## [What you have to do]
All of the material below is to be restated word for word, apart from the pictures.

## [Material supplied]
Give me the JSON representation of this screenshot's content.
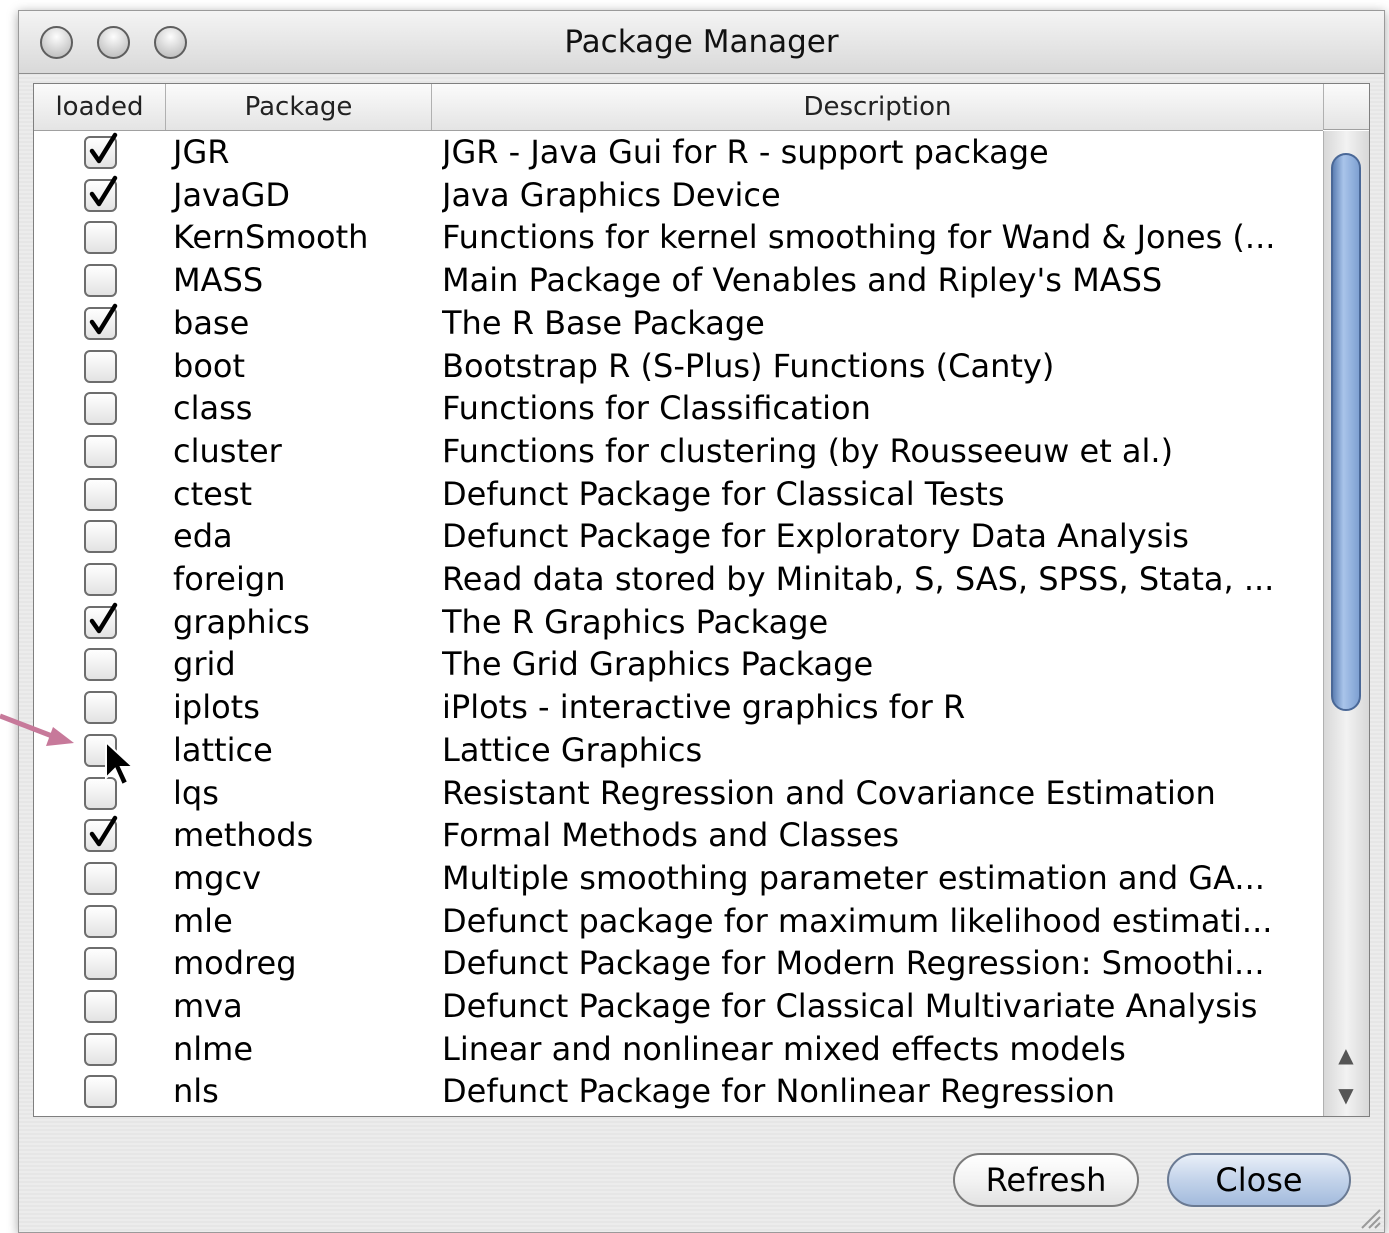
{
  "window": {
    "title": "Package Manager"
  },
  "table": {
    "columns": [
      "loaded",
      "Package",
      "Description"
    ],
    "rows": [
      {
        "loaded": true,
        "package": "JGR",
        "description": "JGR - Java Gui for R - support package"
      },
      {
        "loaded": true,
        "package": "JavaGD",
        "description": "Java Graphics Device"
      },
      {
        "loaded": false,
        "package": "KernSmooth",
        "description": "Functions for kernel smoothing for Wand & Jones (..."
      },
      {
        "loaded": false,
        "package": "MASS",
        "description": "Main Package of Venables and Ripley's MASS"
      },
      {
        "loaded": true,
        "package": "base",
        "description": "The R Base Package"
      },
      {
        "loaded": false,
        "package": "boot",
        "description": "Bootstrap R (S-Plus) Functions (Canty)"
      },
      {
        "loaded": false,
        "package": "class",
        "description": "Functions for Classification"
      },
      {
        "loaded": false,
        "package": "cluster",
        "description": "Functions for clustering (by Rousseeuw et al.)"
      },
      {
        "loaded": false,
        "package": "ctest",
        "description": "Defunct Package for Classical Tests"
      },
      {
        "loaded": false,
        "package": "eda",
        "description": "Defunct Package for Exploratory Data Analysis"
      },
      {
        "loaded": false,
        "package": "foreign",
        "description": "Read data stored by Minitab, S, SAS, SPSS, Stata, ..."
      },
      {
        "loaded": true,
        "package": "graphics",
        "description": "The R Graphics Package"
      },
      {
        "loaded": false,
        "package": "grid",
        "description": "The Grid Graphics Package"
      },
      {
        "loaded": false,
        "package": "iplots",
        "description": "iPlots - interactive graphics for R"
      },
      {
        "loaded": false,
        "package": "lattice",
        "description": "Lattice Graphics"
      },
      {
        "loaded": false,
        "package": "lqs",
        "description": "Resistant Regression and Covariance Estimation"
      },
      {
        "loaded": true,
        "package": "methods",
        "description": "Formal Methods and Classes"
      },
      {
        "loaded": false,
        "package": "mgcv",
        "description": "Multiple smoothing parameter estimation and GA..."
      },
      {
        "loaded": false,
        "package": "mle",
        "description": "Defunct package for maximum likelihood estimati..."
      },
      {
        "loaded": false,
        "package": "modreg",
        "description": "Defunct Package for Modern Regression: Smoothi..."
      },
      {
        "loaded": false,
        "package": "mva",
        "description": "Defunct Package for Classical Multivariate Analysis"
      },
      {
        "loaded": false,
        "package": "nlme",
        "description": "Linear and nonlinear mixed effects models"
      },
      {
        "loaded": false,
        "package": "nls",
        "description": "Defunct Package for Nonlinear Regression"
      }
    ]
  },
  "buttons": {
    "refresh": "Refresh",
    "close": "Close"
  },
  "colors": {
    "annotation_arrow": "#c7799a",
    "scroll_thumb": "#7fa1d2"
  },
  "icons": [
    "close-window-icon",
    "minimize-window-icon",
    "zoom-window-icon",
    "checkmark-icon",
    "scroll-up-arrow-icon",
    "scroll-down-arrow-icon",
    "mouse-pointer-icon",
    "resize-grip-icon",
    "annotation-arrow-icon"
  ]
}
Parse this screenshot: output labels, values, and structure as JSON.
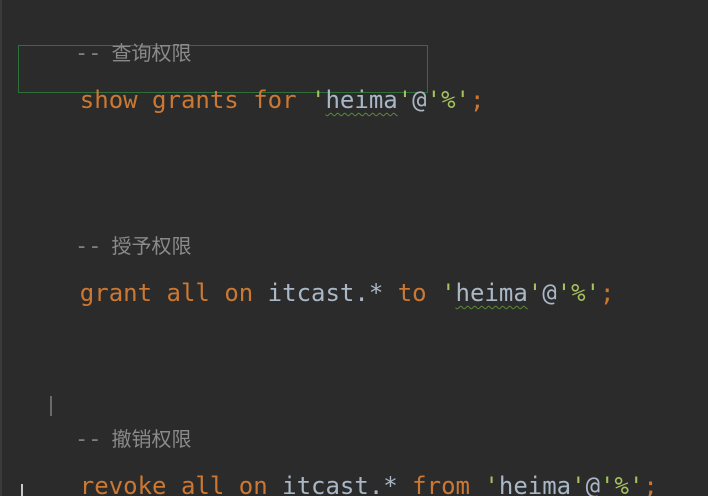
{
  "editor": {
    "lines": [
      {
        "type": "comment",
        "prefix": "--",
        "text": "查询权限"
      },
      {
        "type": "code",
        "tokens": [
          "show",
          "grants",
          "for",
          "heima",
          "%"
        ]
      },
      {
        "type": "comment",
        "prefix": "--",
        "text": "授予权限"
      },
      {
        "type": "code",
        "tokens": [
          "grant",
          "all",
          "on",
          "itcast.*",
          "to",
          "heima",
          "%"
        ]
      },
      {
        "type": "comment",
        "prefix": "--",
        "text": "撤销权限"
      },
      {
        "type": "code",
        "tokens": [
          "revoke",
          "all",
          "on",
          "itcast.*",
          "from",
          "heima",
          "%"
        ]
      }
    ]
  },
  "colors": {
    "background": "#2b2b2b",
    "keyword": "#cc7832",
    "identifier": "#a9b7c6",
    "string": "#a5c25c",
    "comment": "#808080",
    "current_line_border": "#2f6f3a"
  }
}
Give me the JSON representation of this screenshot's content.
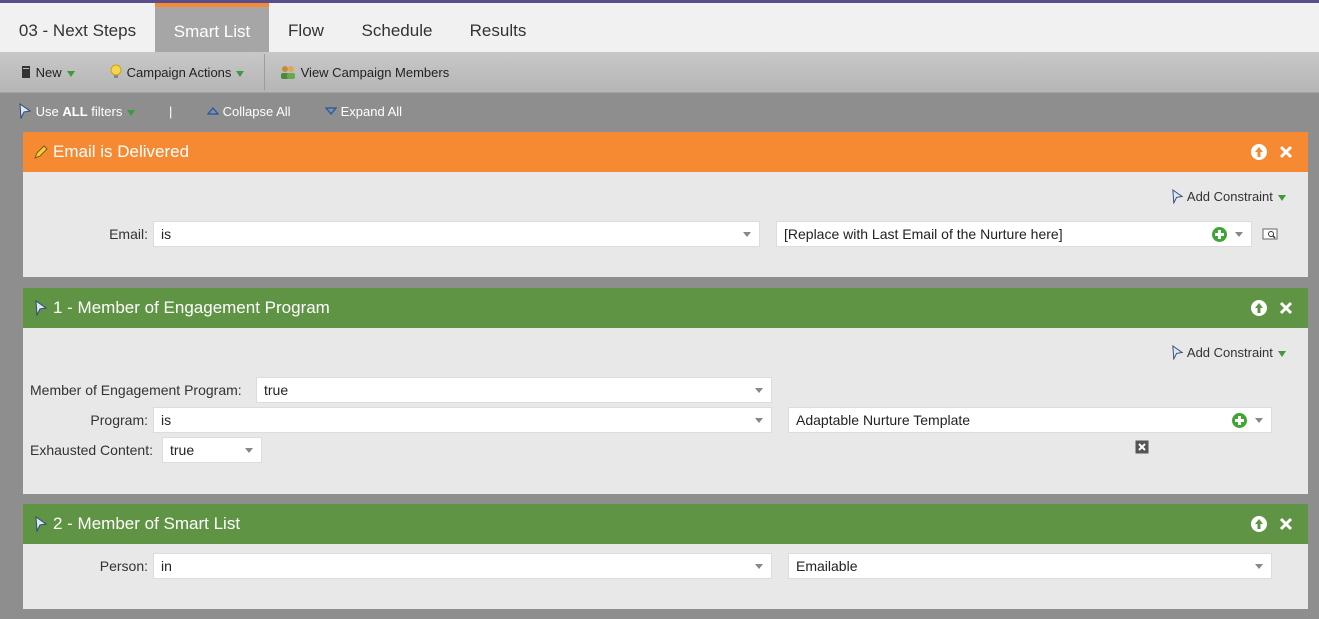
{
  "tabs": [
    "03 - Next Steps",
    "Smart List",
    "Flow",
    "Schedule",
    "Results"
  ],
  "toolbar": {
    "new_label": "New",
    "campaign_actions_label": "Campaign Actions",
    "view_members_label": "View Campaign Members"
  },
  "filterbar": {
    "use_prefix": "Use",
    "use_all": "ALL",
    "use_suffix": "filters",
    "separator": "|",
    "collapse_label": "Collapse All",
    "expand_label": "Expand All"
  },
  "colors": {
    "orange": "#f68a33",
    "green": "#5f9444",
    "accent": "#5a4d8c"
  },
  "add_constraint_label": "Add Constraint",
  "filters": [
    {
      "title": "Email is Delivered",
      "email_label": "Email:",
      "email_operator": "is",
      "email_value": "[Replace with Last Email of the Nurture here]"
    },
    {
      "title": "1 - Member of Engagement Program",
      "member_label": "Member of Engagement Program:",
      "member_value": "true",
      "program_label": "Program:",
      "program_operator": "is",
      "program_value": "Adaptable Nurture Template",
      "exhausted_label": "Exhausted Content:",
      "exhausted_value": "true"
    },
    {
      "title": "2 - Member of Smart List",
      "person_label": "Person:",
      "person_operator": "in",
      "person_value": "Emailable"
    }
  ]
}
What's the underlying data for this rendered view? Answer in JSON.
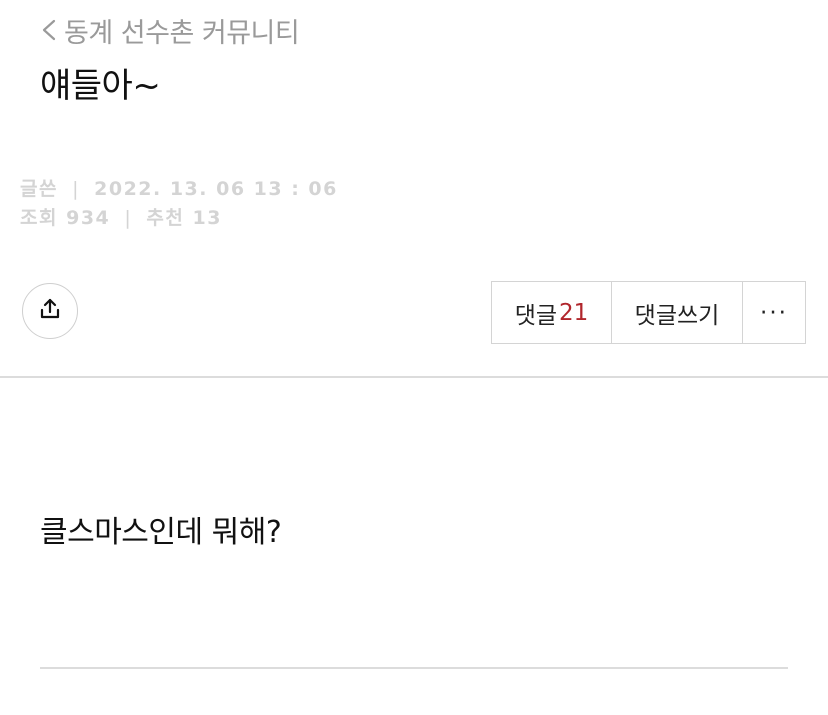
{
  "header": {
    "back_label": "동계 선수촌 커뮤니티"
  },
  "post": {
    "title": "얘들아~",
    "author_label": "글쓴",
    "datetime": "2022. 13. 06 13 : 06",
    "views_label": "조회",
    "views": "934",
    "recommend_label": "추천",
    "recommends": "13",
    "separator": "|",
    "body": "클스마스인데 뭐해?"
  },
  "actions": {
    "comments_label": "댓글",
    "comments_count": "21",
    "write_comment_label": "댓글쓰기",
    "more_label": "···"
  },
  "colors": {
    "accent": "#b1262c",
    "meta_text": "#d4d4d4",
    "back_text": "#9a9a9a"
  },
  "icons": {
    "back": "chevron-left-icon",
    "share": "share-icon"
  }
}
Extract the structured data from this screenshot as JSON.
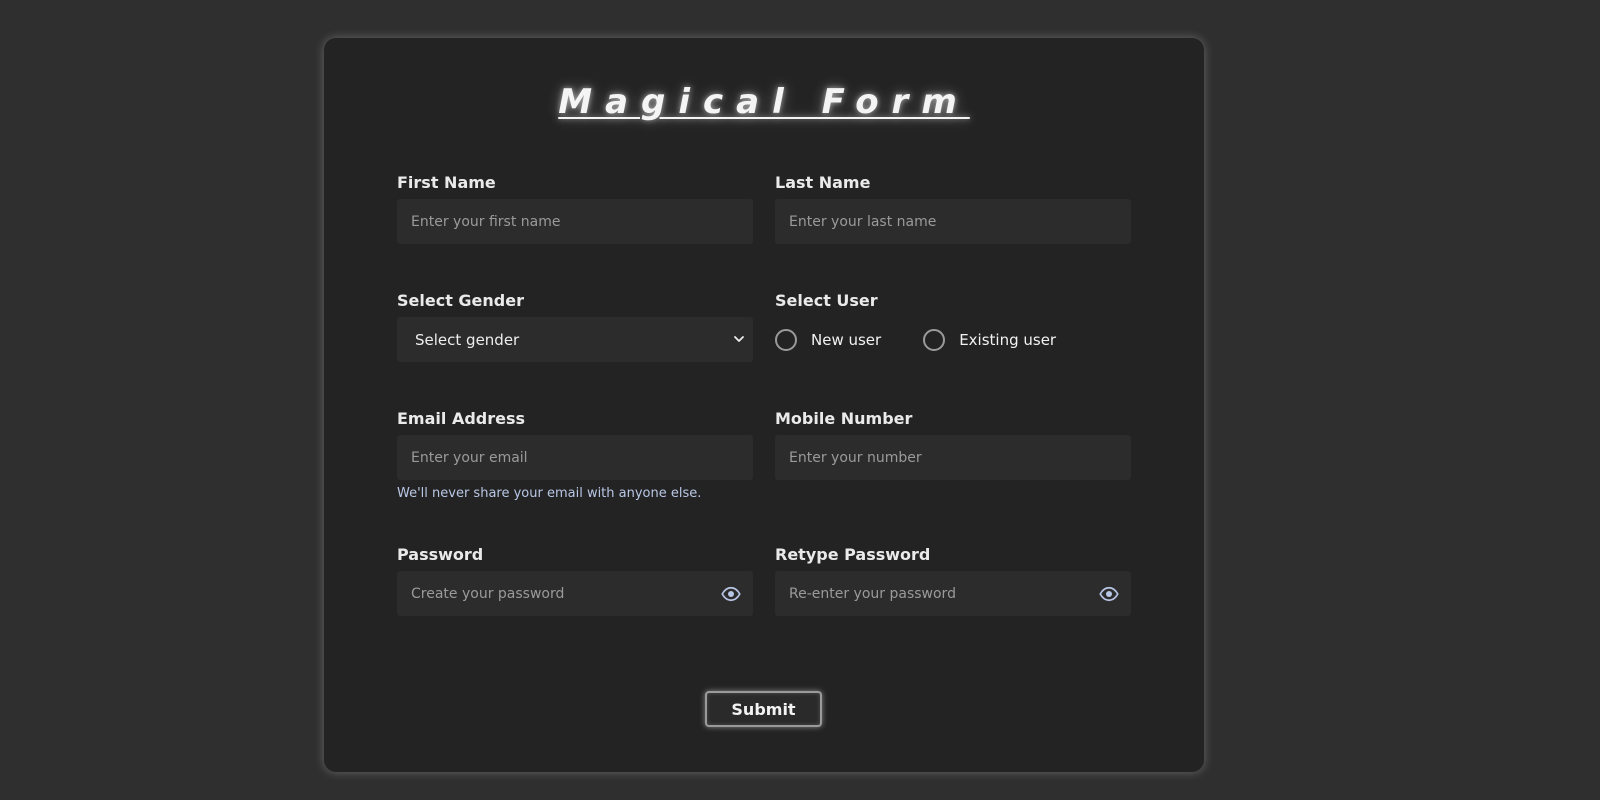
{
  "form": {
    "title": "Magical Form",
    "first_name": {
      "label": "First Name",
      "placeholder": "Enter your first name"
    },
    "last_name": {
      "label": "Last Name",
      "placeholder": "Enter your last name"
    },
    "gender": {
      "label": "Select Gender",
      "selected": "Select gender"
    },
    "user": {
      "label": "Select User",
      "options": [
        "New user",
        "Existing user"
      ]
    },
    "email": {
      "label": "Email Address",
      "placeholder": "Enter your email",
      "help": "We'll never share your email with anyone else."
    },
    "mobile": {
      "label": "Mobile Number",
      "placeholder": "Enter your number"
    },
    "password": {
      "label": "Password",
      "placeholder": "Create your password",
      "toggle_icon": "eye-icon"
    },
    "retype_password": {
      "label": "Retype Password",
      "placeholder": "Re-enter your password",
      "toggle_icon": "eye-icon"
    },
    "submit_label": "Submit"
  },
  "colors": {
    "page_bg": "#2f2f2f",
    "card_bg": "#232323",
    "input_bg": "#2c2c2c",
    "help_text": "#b9c7e6",
    "eye_icon": "#b9c7e6"
  }
}
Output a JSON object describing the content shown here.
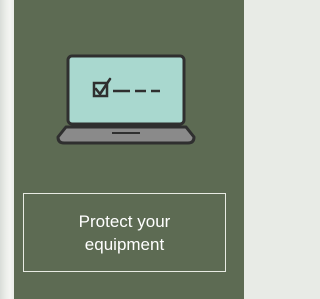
{
  "card": {
    "caption": "Protect your\nequipment",
    "icon": "laptop-checklist-icon"
  },
  "colors": {
    "card_background": "#5d6b53",
    "laptop_screen": "#a9d8cf",
    "laptop_outline": "#2f2f2f",
    "laptop_base": "#8a8a8a",
    "caption_border": "#e8ebe3",
    "caption_text": "#ffffff"
  }
}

## [Written solution]
Give me the JSON representation of this screenshot's content.
{
  "window": {
    "title": "Package Manager"
  },
  "table": {
    "columns": [
      "loaded",
      "Package",
      "Description"
    ],
    "rows": [
      {
        "loaded": true,
        "package": "JGR",
        "description": "JGR - Java Gui for R - support package"
      },
      {
        "loaded": true,
        "package": "JavaGD",
        "description": "Java Graphics Device"
      },
      {
        "loaded": false,
        "package": "KernSmooth",
        "description": "Functions for kernel smoothing for Wand & Jones (..."
      },
      {
        "loaded": false,
        "package": "MASS",
        "description": "Main Package of Venables and Ripley's MASS"
      },
      {
        "loaded": true,
        "package": "base",
        "description": "The R Base Package"
      },
      {
        "loaded": false,
        "package": "boot",
        "description": "Bootstrap R (S-Plus) Functions (Canty)"
      },
      {
        "loaded": false,
        "package": "class",
        "description": "Functions for Classification"
      },
      {
        "loaded": false,
        "package": "cluster",
        "description": "Functions for clustering (by Rousseeuw et al.)"
      },
      {
        "loaded": false,
        "package": "ctest",
        "description": "Defunct Package for Classical Tests"
      },
      {
        "loaded": false,
        "package": "eda",
        "description": "Defunct Package for Exploratory Data Analysis"
      },
      {
        "loaded": false,
        "package": "foreign",
        "description": "Read data stored by Minitab, S, SAS, SPSS, Stata, ..."
      },
      {
        "loaded": true,
        "package": "graphics",
        "description": "The R Graphics Package"
      },
      {
        "loaded": false,
        "package": "grid",
        "description": "The Grid Graphics Package"
      },
      {
        "loaded": false,
        "package": "iplots",
        "description": "iPlots - interactive graphics for R"
      },
      {
        "loaded": false,
        "package": "lattice",
        "description": "Lattice Graphics"
      },
      {
        "loaded": false,
        "package": "lqs",
        "description": "Resistant Regression and Covariance Estimation"
      },
      {
        "loaded": true,
        "package": "methods",
        "description": "Formal Methods and Classes"
      },
      {
        "loaded": false,
        "package": "mgcv",
        "description": "Multiple smoothing parameter estimation and GA..."
      },
      {
        "loaded": false,
        "package": "mle",
        "description": "Defunct package for maximum likelihood estimati..."
      },
      {
        "loaded": false,
        "package": "modreg",
        "description": "Defunct Package for Modern Regression: Smoothi..."
      },
      {
        "loaded": false,
        "package": "mva",
        "description": "Defunct Package for Classical Multivariate Analysis"
      },
      {
        "loaded": false,
        "package": "nlme",
        "description": "Linear and nonlinear mixed effects models"
      },
      {
        "loaded": false,
        "package": "nls",
        "description": "Defunct Package for Nonlinear Regression"
      }
    ]
  },
  "buttons": {
    "refresh": "Refresh",
    "close": "Close"
  },
  "colors": {
    "annotation_arrow": "#c7799a",
    "scroll_thumb": "#7fa1d2"
  },
  "icons": [
    "close-window-icon",
    "minimize-window-icon",
    "zoom-window-icon",
    "checkmark-icon",
    "scroll-up-arrow-icon",
    "scroll-down-arrow-icon",
    "mouse-pointer-icon",
    "resize-grip-icon",
    "annotation-arrow-icon"
  ]
}
Parse this screenshot: output labels, values, and structure as JSON.
{
  "editor": {
    "lines": [
      {
        "type": "comment",
        "prefix": "--",
        "text": "查询权限"
      },
      {
        "type": "code",
        "tokens": [
          "show",
          "grants",
          "for",
          "heima",
          "%"
        ]
      },
      {
        "type": "comment",
        "prefix": "--",
        "text": "授予权限"
      },
      {
        "type": "code",
        "tokens": [
          "grant",
          "all",
          "on",
          "itcast.*",
          "to",
          "heima",
          "%"
        ]
      },
      {
        "type": "comment",
        "prefix": "--",
        "text": "撤销权限"
      },
      {
        "type": "code",
        "tokens": [
          "revoke",
          "all",
          "on",
          "itcast.*",
          "from",
          "heima",
          "%"
        ]
      }
    ]
  },
  "colors": {
    "background": "#2b2b2b",
    "keyword": "#cc7832",
    "identifier": "#a9b7c6",
    "string": "#a5c25c",
    "comment": "#808080",
    "current_line_border": "#2f6f3a"
  }
}
Give me the JSON representation of this screenshot's content.
{
  "tabs": [
    "03 - Next Steps",
    "Smart List",
    "Flow",
    "Schedule",
    "Results"
  ],
  "toolbar": {
    "new_label": "New",
    "campaign_actions_label": "Campaign Actions",
    "view_members_label": "View Campaign Members"
  },
  "filterbar": {
    "use_prefix": "Use",
    "use_all": "ALL",
    "use_suffix": "filters",
    "separator": "|",
    "collapse_label": "Collapse All",
    "expand_label": "Expand All"
  },
  "colors": {
    "orange": "#f68a33",
    "green": "#5f9444",
    "accent": "#5a4d8c"
  },
  "add_constraint_label": "Add Constraint",
  "filters": [
    {
      "title": "Email is Delivered",
      "email_label": "Email:",
      "email_operator": "is",
      "email_value": "[Replace with Last Email of the Nurture here]"
    },
    {
      "title": "1 - Member of Engagement Program",
      "member_label": "Member of Engagement Program:",
      "member_value": "true",
      "program_label": "Program:",
      "program_operator": "is",
      "program_value": "Adaptable Nurture Template",
      "exhausted_label": "Exhausted Content:",
      "exhausted_value": "true"
    },
    {
      "title": "2 - Member of Smart List",
      "person_label": "Person:",
      "person_operator": "in",
      "person_value": "Emailable"
    }
  ]
}
What's the underlying data for this rendered view? Answer in JSON.
{
  "header": {
    "back_label": "동계 선수촌 커뮤니티"
  },
  "post": {
    "title": "얘들아~",
    "author_label": "글쓴",
    "datetime": "2022. 13. 06 13 : 06",
    "views_label": "조회",
    "views": "934",
    "recommend_label": "추천",
    "recommends": "13",
    "separator": "|",
    "body": "클스마스인데 뭐해?"
  },
  "actions": {
    "comments_label": "댓글",
    "comments_count": "21",
    "write_comment_label": "댓글쓰기",
    "more_label": "···"
  },
  "colors": {
    "accent": "#b1262c",
    "meta_text": "#d4d4d4",
    "back_text": "#9a9a9a"
  },
  "icons": {
    "back": "chevron-left-icon",
    "share": "share-icon"
  }
}
Extract the structured data from this screenshot as JSON.
{
  "form": {
    "title": "Magical Form",
    "first_name": {
      "label": "First Name",
      "placeholder": "Enter your first name"
    },
    "last_name": {
      "label": "Last Name",
      "placeholder": "Enter your last name"
    },
    "gender": {
      "label": "Select Gender",
      "selected": "Select gender"
    },
    "user": {
      "label": "Select User",
      "options": [
        "New user",
        "Existing user"
      ]
    },
    "email": {
      "label": "Email Address",
      "placeholder": "Enter your email",
      "help": "We'll never share your email with anyone else."
    },
    "mobile": {
      "label": "Mobile Number",
      "placeholder": "Enter your number"
    },
    "password": {
      "label": "Password",
      "placeholder": "Create your password",
      "toggle_icon": "eye-icon"
    },
    "retype_password": {
      "label": "Retype Password",
      "placeholder": "Re-enter your password",
      "toggle_icon": "eye-icon"
    },
    "submit_label": "Submit"
  },
  "colors": {
    "page_bg": "#2f2f2f",
    "card_bg": "#232323",
    "input_bg": "#2c2c2c",
    "help_text": "#b9c7e6",
    "eye_icon": "#b9c7e6"
  }
}
Output a JSON object describing the content shown here.
{
  "card": {
    "caption": "Protect your\nequipment",
    "icon": "laptop-checklist-icon"
  },
  "colors": {
    "card_background": "#5d6b53",
    "laptop_screen": "#a9d8cf",
    "laptop_outline": "#2f2f2f",
    "laptop_base": "#8a8a8a",
    "caption_border": "#e8ebe3",
    "caption_text": "#ffffff"
  }
}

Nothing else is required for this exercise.